Look through the lines below and extract each one that contains "Flow".

::: Data extract :::

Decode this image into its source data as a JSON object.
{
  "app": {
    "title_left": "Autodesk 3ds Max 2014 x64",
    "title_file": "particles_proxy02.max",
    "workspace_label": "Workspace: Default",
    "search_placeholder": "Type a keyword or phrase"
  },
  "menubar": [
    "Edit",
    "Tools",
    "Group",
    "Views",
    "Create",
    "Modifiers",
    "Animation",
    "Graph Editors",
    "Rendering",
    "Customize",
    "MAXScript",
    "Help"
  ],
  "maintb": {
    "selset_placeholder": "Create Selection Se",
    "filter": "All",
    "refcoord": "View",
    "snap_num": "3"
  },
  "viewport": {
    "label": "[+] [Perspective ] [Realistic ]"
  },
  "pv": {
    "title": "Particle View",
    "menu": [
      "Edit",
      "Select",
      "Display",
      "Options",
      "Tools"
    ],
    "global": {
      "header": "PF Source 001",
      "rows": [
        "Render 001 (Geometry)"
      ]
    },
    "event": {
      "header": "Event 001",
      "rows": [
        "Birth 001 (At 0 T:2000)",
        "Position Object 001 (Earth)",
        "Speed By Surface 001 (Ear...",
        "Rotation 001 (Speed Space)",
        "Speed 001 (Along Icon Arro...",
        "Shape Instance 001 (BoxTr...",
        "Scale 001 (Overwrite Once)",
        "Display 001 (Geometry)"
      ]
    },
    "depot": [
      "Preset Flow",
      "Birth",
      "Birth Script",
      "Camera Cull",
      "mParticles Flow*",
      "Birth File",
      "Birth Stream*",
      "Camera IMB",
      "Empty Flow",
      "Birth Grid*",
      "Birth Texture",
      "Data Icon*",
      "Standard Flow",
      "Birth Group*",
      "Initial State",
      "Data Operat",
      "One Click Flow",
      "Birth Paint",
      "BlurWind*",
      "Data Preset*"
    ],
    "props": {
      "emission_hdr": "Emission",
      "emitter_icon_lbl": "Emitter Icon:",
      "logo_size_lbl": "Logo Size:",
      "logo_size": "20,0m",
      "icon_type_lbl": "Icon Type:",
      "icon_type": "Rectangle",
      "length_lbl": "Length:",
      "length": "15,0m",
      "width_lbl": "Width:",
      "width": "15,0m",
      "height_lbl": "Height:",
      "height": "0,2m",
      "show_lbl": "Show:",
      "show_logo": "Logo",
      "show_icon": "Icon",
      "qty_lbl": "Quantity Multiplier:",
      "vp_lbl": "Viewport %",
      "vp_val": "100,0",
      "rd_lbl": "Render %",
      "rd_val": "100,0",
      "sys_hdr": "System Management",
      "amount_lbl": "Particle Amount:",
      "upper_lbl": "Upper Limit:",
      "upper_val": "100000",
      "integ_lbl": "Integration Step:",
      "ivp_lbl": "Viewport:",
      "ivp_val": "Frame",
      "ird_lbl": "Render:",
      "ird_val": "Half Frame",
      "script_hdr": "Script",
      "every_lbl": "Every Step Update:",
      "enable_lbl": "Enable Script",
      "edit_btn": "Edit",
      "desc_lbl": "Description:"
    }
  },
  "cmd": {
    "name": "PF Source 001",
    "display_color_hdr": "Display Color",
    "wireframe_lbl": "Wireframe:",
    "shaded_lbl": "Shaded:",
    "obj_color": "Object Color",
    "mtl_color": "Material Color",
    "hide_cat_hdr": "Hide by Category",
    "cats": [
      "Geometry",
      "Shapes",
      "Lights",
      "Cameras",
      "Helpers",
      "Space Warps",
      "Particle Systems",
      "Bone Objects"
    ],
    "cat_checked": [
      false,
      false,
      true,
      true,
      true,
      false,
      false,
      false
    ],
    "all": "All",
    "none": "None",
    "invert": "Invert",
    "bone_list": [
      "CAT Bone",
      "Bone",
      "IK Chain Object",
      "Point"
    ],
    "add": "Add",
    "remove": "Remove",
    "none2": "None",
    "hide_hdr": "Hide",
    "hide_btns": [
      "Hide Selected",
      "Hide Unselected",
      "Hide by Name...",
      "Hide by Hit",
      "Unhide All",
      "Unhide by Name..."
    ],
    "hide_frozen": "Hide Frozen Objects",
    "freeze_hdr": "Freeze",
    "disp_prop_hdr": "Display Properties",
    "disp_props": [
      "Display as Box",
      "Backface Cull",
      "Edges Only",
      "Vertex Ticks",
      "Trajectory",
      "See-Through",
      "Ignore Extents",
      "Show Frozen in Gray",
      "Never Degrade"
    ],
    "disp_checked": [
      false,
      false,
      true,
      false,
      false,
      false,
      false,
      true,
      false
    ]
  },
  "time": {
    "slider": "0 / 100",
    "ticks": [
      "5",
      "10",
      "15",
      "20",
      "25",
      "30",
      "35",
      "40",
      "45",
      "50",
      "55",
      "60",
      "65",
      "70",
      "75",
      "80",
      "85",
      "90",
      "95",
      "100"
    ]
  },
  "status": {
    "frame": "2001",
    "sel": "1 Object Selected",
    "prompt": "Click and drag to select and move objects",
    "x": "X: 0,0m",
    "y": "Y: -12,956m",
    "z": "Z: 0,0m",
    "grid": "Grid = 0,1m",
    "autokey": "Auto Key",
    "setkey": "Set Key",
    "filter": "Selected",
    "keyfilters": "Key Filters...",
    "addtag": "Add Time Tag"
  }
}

:::

The completed task >>
      "Preset Flow",
      "mParticles Flow*",
      "Empty Flow",
      "Standard Flow",
      "One Click Flow",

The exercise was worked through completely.